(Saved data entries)
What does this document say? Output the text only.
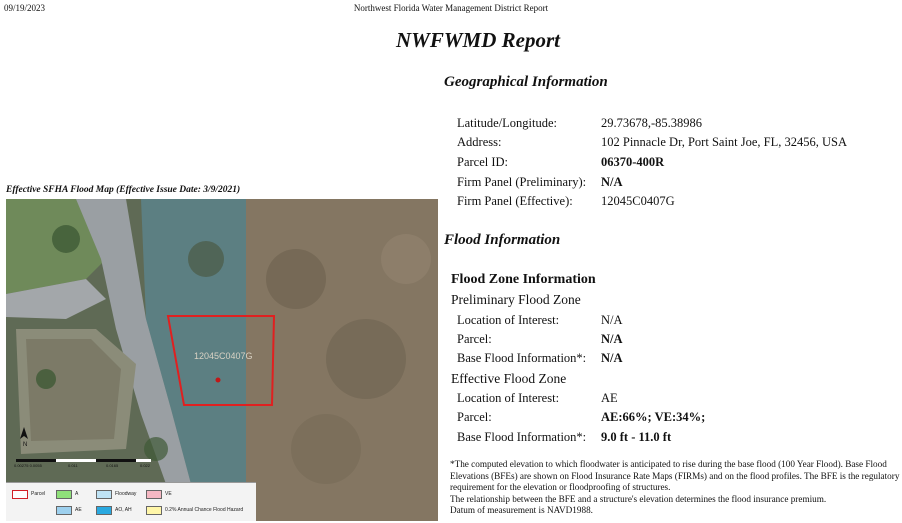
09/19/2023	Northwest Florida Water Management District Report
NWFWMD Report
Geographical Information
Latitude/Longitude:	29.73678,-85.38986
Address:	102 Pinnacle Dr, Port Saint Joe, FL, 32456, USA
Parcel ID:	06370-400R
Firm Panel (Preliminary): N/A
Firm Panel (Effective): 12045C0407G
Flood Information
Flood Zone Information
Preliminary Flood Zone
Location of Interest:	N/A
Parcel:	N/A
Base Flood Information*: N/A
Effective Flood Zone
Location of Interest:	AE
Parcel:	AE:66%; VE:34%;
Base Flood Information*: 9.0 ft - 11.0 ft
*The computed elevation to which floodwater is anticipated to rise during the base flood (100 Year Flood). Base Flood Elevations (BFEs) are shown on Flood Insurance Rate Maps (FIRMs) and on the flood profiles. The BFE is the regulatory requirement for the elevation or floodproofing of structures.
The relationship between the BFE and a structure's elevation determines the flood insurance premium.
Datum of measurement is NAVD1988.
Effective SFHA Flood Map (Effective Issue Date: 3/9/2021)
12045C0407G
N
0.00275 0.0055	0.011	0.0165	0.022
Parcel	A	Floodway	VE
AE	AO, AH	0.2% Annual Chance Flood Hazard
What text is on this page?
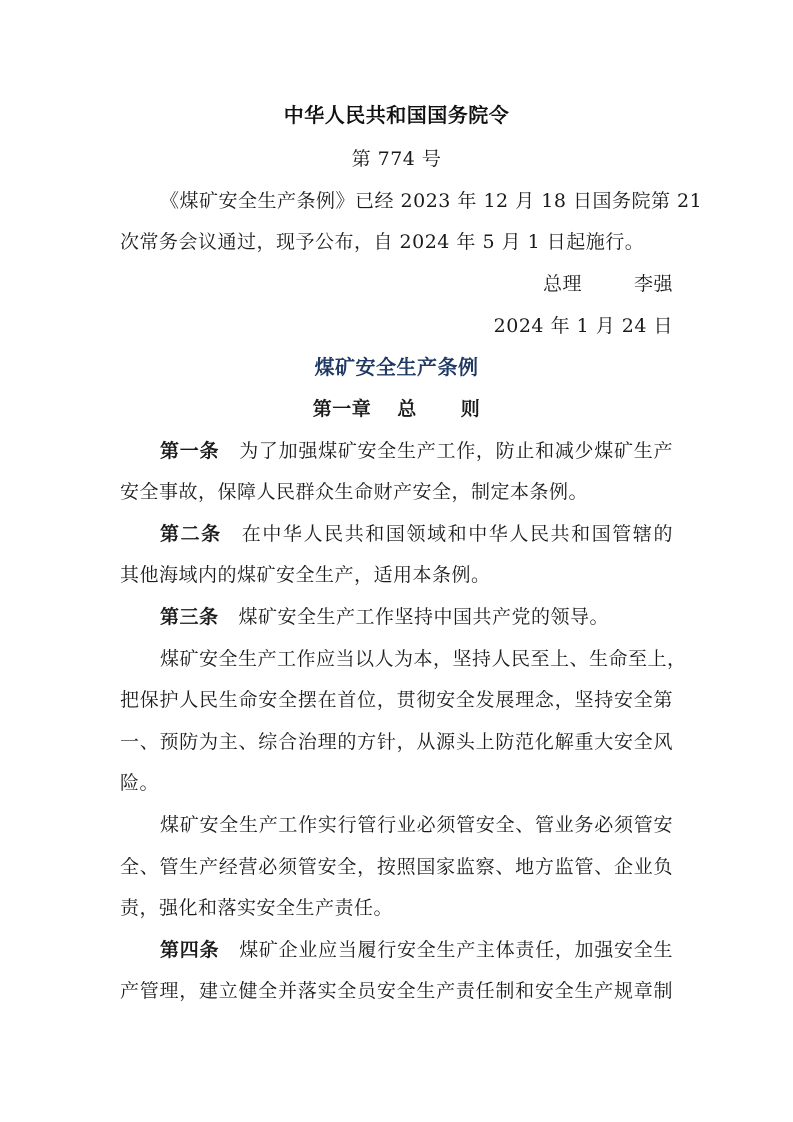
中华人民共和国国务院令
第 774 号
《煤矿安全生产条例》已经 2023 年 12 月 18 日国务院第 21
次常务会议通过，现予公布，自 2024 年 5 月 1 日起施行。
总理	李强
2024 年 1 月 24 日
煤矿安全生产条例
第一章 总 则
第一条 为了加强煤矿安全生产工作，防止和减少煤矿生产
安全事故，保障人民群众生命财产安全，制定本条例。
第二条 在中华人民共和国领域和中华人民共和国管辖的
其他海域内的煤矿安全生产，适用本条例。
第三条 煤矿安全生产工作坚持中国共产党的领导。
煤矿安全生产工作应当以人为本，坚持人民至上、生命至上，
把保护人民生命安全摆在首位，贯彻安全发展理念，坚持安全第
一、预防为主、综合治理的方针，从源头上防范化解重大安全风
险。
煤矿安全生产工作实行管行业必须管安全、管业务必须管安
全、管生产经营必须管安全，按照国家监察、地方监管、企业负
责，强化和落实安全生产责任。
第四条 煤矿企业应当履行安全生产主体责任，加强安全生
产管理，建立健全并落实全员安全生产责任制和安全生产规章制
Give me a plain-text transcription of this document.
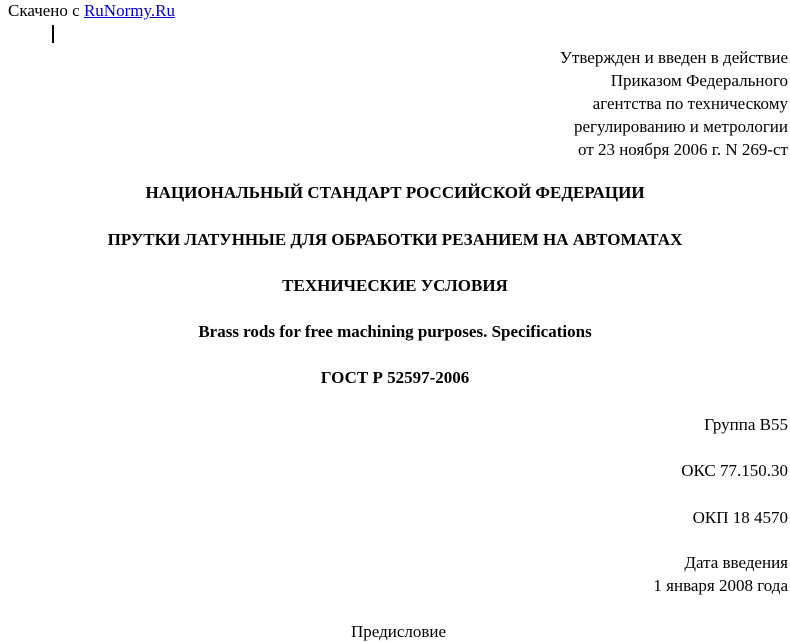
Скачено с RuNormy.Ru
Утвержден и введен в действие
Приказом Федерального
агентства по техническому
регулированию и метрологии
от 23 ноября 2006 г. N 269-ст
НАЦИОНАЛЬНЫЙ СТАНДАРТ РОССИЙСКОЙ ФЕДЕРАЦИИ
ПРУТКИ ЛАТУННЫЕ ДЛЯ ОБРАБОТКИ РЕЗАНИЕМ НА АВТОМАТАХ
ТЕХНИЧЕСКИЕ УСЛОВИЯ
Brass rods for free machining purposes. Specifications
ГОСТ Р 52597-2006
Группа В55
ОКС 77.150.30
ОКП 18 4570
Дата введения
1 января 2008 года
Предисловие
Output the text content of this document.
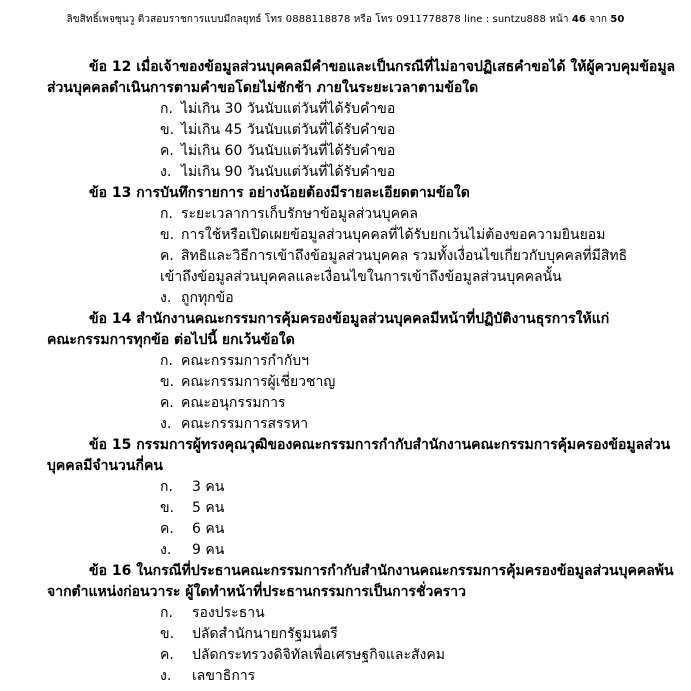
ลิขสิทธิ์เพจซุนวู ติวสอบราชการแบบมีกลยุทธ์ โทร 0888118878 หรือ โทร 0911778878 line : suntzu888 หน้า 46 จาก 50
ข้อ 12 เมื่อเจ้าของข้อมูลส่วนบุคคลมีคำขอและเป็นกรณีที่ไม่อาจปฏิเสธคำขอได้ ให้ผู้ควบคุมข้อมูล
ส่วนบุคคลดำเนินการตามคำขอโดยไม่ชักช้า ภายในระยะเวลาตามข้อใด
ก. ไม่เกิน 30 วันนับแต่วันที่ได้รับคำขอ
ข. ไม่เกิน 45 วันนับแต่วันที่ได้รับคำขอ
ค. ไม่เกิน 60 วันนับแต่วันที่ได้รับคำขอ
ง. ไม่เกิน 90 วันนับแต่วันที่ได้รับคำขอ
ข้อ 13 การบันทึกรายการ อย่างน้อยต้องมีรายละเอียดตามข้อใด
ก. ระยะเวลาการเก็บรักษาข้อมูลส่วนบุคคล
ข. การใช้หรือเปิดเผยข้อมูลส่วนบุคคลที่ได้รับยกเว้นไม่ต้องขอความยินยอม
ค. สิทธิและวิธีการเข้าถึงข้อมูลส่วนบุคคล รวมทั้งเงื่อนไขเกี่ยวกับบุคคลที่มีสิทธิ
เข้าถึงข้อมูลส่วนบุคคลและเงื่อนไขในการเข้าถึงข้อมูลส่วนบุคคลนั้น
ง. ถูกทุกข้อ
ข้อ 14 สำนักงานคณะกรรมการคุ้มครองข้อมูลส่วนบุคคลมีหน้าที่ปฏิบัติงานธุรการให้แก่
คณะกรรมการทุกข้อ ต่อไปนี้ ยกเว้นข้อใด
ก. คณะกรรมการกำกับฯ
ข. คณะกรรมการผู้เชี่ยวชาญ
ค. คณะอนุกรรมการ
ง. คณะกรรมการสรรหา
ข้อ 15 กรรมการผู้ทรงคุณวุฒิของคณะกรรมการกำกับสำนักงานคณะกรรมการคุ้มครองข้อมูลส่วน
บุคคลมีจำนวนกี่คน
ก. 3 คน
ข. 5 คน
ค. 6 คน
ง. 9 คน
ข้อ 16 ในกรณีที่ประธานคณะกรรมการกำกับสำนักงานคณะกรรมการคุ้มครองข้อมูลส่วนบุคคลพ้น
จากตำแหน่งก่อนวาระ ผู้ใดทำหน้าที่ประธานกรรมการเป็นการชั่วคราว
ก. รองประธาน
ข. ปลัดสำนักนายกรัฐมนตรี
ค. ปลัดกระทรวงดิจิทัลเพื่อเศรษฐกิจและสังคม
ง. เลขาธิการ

The task:
Copy everything in the records above except the pictures, exactly as written.

Exercise result:
What does this document say? Output the text only.
09/19/2023	Northwest Florida Water Management District Report
NWFWMD Report
Geographical Information
Latitude/Longitude:	29.73678,-85.38986
Address:	102 Pinnacle Dr, Port Saint Joe, FL, 32456, USA
Parcel ID:	06370-400R
Firm Panel (Preliminary): N/A
Firm Panel (Effective): 12045C0407G
Flood Information
Flood Zone Information
Preliminary Flood Zone
Location of Interest:	N/A
Parcel:	N/A
Base Flood Information*: N/A
Effective Flood Zone
Location of Interest:	AE
Parcel:	AE:66%; VE:34%;
Base Flood Information*: 9.0 ft - 11.0 ft
*The computed elevation to which floodwater is anticipated to rise during the base flood (100 Year Flood). Base Flood Elevations (BFEs) are shown on Flood Insurance Rate Maps (FIRMs) and on the flood profiles. The BFE is the regulatory requirement for the elevation or floodproofing of structures.
The relationship between the BFE and a structure's elevation determines the flood insurance premium.
Datum of measurement is NAVD1988.
Effective SFHA Flood Map (Effective Issue Date: 3/9/2021)
12045C0407G
N
0.00275 0.0055	0.011	0.0165	0.022
Parcel	A	Floodway	VE
AE	AO, AH	0.2% Annual Chance Flood Hazard
What text is on this page?
中华人民共和国国务院令
第 774 号
《煤矿安全生产条例》已经 2023 年 12 月 18 日国务院第 21
次常务会议通过，现予公布，自 2024 年 5 月 1 日起施行。
总理	李强
2024 年 1 月 24 日
煤矿安全生产条例
第一章 总 则
第一条 为了加强煤矿安全生产工作，防止和减少煤矿生产
安全事故，保障人民群众生命财产安全，制定本条例。
第二条 在中华人民共和国领域和中华人民共和国管辖的
其他海域内的煤矿安全生产，适用本条例。
第三条 煤矿安全生产工作坚持中国共产党的领导。
煤矿安全生产工作应当以人为本，坚持人民至上、生命至上，
把保护人民生命安全摆在首位，贯彻安全发展理念，坚持安全第
一、预防为主、综合治理的方针，从源头上防范化解重大安全风
险。
煤矿安全生产工作实行管行业必须管安全、管业务必须管安
全、管生产经营必须管安全，按照国家监察、地方监管、企业负
责，强化和落实安全生产责任。
第四条 煤矿企业应当履行安全生产主体责任，加强安全生
产管理，建立健全并落实全员安全生产责任制和安全生产规章制
Give me a plain-text transcription of this document.
Скачено с RuNormy.Ru
Утвержден и введен в действие
Приказом Федерального
агентства по техническому
регулированию и метрологии
от 23 ноября 2006 г. N 269-ст
НАЦИОНАЛЬНЫЙ СТАНДАРТ РОССИЙСКОЙ ФЕДЕРАЦИИ
ПРУТКИ ЛАТУННЫЕ ДЛЯ ОБРАБОТКИ РЕЗАНИЕМ НА АВТОМАТАХ
ТЕХНИЧЕСКИЕ УСЛОВИЯ
Brass rods for free machining purposes. Specifications
ГОСТ Р 52597-2006
Группа В55
ОКС 77.150.30
ОКП 18 4570
Дата введения
1 января 2008 года
Предисловие
Output the text content of this document.
ลิขสิทธิ์เพจซุนวู ติวสอบราชการแบบมีกลยุทธ์ โทร 0888118878 หรือ โทร 0911778878 line : suntzu888 หน้า 46 จาก 50
ข้อ 12 เมื่อเจ้าของข้อมูลส่วนบุคคลมีคำขอและเป็นกรณีที่ไม่อาจปฏิเสธคำขอได้ ให้ผู้ควบคุมข้อมูล
ส่วนบุคคลดำเนินการตามคำขอโดยไม่ชักช้า ภายในระยะเวลาตามข้อใด
ก. ไม่เกิน 30 วันนับแต่วันที่ได้รับคำขอ
ข. ไม่เกิน 45 วันนับแต่วันที่ได้รับคำขอ
ค. ไม่เกิน 60 วันนับแต่วันที่ได้รับคำขอ
ง. ไม่เกิน 90 วันนับแต่วันที่ได้รับคำขอ
ข้อ 13 การบันทึกรายการ อย่างน้อยต้องมีรายละเอียดตามข้อใด
ก. ระยะเวลาการเก็บรักษาข้อมูลส่วนบุคคล
ข. การใช้หรือเปิดเผยข้อมูลส่วนบุคคลที่ได้รับยกเว้นไม่ต้องขอความยินยอม
ค. สิทธิและวิธีการเข้าถึงข้อมูลส่วนบุคคล รวมทั้งเงื่อนไขเกี่ยวกับบุคคลที่มีสิทธิ
เข้าถึงข้อมูลส่วนบุคคลและเงื่อนไขในการเข้าถึงข้อมูลส่วนบุคคลนั้น
ง. ถูกทุกข้อ
ข้อ 14 สำนักงานคณะกรรมการคุ้มครองข้อมูลส่วนบุคคลมีหน้าที่ปฏิบัติงานธุรการให้แก่
คณะกรรมการทุกข้อ ต่อไปนี้ ยกเว้นข้อใด
ก. คณะกรรมการกำกับฯ
ข. คณะกรรมการผู้เชี่ยวชาญ
ค. คณะอนุกรรมการ
ง. คณะกรรมการสรรหา
ข้อ 15 กรรมการผู้ทรงคุณวุฒิของคณะกรรมการกำกับสำนักงานคณะกรรมการคุ้มครองข้อมูลส่วน
บุคคลมีจำนวนกี่คน
ก. 3 คน
ข. 5 คน
ค. 6 คน
ง. 9 คน
ข้อ 16 ในกรณีที่ประธานคณะกรรมการกำกับสำนักงานคณะกรรมการคุ้มครองข้อมูลส่วนบุคคลพ้น
จากตำแหน่งก่อนวาระ ผู้ใดทำหน้าที่ประธานกรรมการเป็นการชั่วคราว
ก. รองประธาน
ข. ปลัดสำนักนายกรัฐมนตรี
ค. ปลัดกระทรวงดิจิทัลเพื่อเศรษฐกิจและสังคม
ง. เลขาธิการ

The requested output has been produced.